Therapy may be very brief, lasting one to eight sessions, or it may last for several years, depending on the client’s needs. The average length of therapy is probably between six and twelve months. The expected duration of therapy should be discussed with the psychologist during the first couple of sessions. Problem-solving sessions may prove adequate when seeking solutions to obvious situational obstacles (e.g., loss of income, or lack of interesting daily activities). Alternatively, the therapist and the client may agree that the therapy sessions should focus on internal experiences, such as feelings of poor self-esteem and guilt.
Psychotherapy is a very personal process that relies heavily on a strong relationship between therapist and client. Trust is essential to a positive outcome. If for some reason the match does not “feel” right, and the client is dissatisfied with the therapist, these concerns should be addressed at the next session. If the client’s dissatisfaction continues, another therapist may be the solution. The best security against an unsatisfactory experience is to seek counseling from individuals who have had extensive training and experience, and who have the proper credentials. Clients have every right to verify the credentials of prospective counselors.
Occasionally, the best arena to tackle the client’s problems is in the presence of the entire family, or in the presence of the spouse. If the husband and wife are having difficulty communicating their experiences or feelings to one another, or find that they argue constantly, a therapist may be able to intervene gently in such a way that a clearer understanding of issues is possible.
When an individual develops Parkinson’s disease, the entire family system changes: Husbands and wives who have always gotten along well together may suddenly find themselves arguing or, perhaps worse, not talking to one another. Real issues may be masked by arguments over inconsequential matters. Through therapy, the family may begin to explore their fears regarding changes in roles, increased dependencies, fears of losing a family member, as well as anger over having to assume extra responsibilities or over an inability to follow through with a responsibility that had been diligently carried out for years. Once the real issues are identified, constructive work can be done to improve the relationship and to confront the fears.

WORK ORDER:
Translate this sentence from the therapy text into Spanish: "Trust is essential to a positive outcome." Use only the therapy text.

EXERCISE DATA:

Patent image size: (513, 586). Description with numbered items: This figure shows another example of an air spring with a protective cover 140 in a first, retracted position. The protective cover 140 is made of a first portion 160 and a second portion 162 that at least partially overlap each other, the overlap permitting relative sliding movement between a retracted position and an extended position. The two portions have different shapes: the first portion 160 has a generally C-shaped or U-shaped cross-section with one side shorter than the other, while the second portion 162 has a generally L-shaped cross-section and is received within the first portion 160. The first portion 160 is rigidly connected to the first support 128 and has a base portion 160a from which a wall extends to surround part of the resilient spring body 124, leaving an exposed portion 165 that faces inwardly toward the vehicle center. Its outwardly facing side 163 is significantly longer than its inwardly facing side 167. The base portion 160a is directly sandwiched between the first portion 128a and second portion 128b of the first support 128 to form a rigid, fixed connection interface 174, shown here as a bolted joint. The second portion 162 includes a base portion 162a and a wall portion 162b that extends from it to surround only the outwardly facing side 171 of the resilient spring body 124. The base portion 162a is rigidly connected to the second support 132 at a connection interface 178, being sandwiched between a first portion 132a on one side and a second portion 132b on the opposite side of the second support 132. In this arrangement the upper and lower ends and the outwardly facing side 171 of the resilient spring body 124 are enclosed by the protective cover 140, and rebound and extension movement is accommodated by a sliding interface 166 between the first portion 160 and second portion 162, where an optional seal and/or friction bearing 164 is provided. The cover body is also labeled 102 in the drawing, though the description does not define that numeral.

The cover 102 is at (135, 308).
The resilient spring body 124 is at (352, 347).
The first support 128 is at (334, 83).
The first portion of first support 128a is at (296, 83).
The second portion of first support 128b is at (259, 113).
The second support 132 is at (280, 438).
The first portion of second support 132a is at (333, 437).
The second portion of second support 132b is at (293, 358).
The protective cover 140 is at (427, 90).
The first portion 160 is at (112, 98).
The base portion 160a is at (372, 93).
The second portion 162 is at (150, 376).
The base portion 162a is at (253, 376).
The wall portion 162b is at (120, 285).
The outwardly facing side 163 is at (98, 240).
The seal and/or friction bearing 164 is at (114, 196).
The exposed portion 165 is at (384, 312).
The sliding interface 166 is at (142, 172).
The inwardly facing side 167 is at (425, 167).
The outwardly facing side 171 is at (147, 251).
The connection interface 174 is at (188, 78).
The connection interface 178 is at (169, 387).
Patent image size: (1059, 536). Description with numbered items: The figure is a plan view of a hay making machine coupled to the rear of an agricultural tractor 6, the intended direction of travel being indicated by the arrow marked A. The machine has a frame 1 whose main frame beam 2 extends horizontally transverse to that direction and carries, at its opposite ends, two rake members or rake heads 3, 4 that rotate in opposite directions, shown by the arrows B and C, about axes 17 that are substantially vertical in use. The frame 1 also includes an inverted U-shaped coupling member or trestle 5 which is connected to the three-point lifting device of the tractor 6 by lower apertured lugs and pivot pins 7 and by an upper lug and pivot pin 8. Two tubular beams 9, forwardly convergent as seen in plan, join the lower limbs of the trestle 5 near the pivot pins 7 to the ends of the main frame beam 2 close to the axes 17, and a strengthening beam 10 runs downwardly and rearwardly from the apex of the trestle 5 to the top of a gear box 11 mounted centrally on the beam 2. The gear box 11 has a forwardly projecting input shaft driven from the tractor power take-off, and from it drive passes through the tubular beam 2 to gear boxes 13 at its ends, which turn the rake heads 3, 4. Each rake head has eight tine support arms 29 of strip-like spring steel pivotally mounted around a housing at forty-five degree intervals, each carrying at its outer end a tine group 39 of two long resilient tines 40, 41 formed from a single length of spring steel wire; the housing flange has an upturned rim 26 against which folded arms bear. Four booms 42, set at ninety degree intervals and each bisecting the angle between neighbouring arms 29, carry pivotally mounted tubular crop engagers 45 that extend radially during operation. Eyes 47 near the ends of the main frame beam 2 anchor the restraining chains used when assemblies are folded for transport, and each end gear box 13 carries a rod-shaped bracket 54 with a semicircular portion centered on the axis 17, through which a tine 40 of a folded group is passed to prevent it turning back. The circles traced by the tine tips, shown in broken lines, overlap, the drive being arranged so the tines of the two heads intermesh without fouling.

WRITTEN RESPONSE:
La confianza es esencial para un resultado positivo.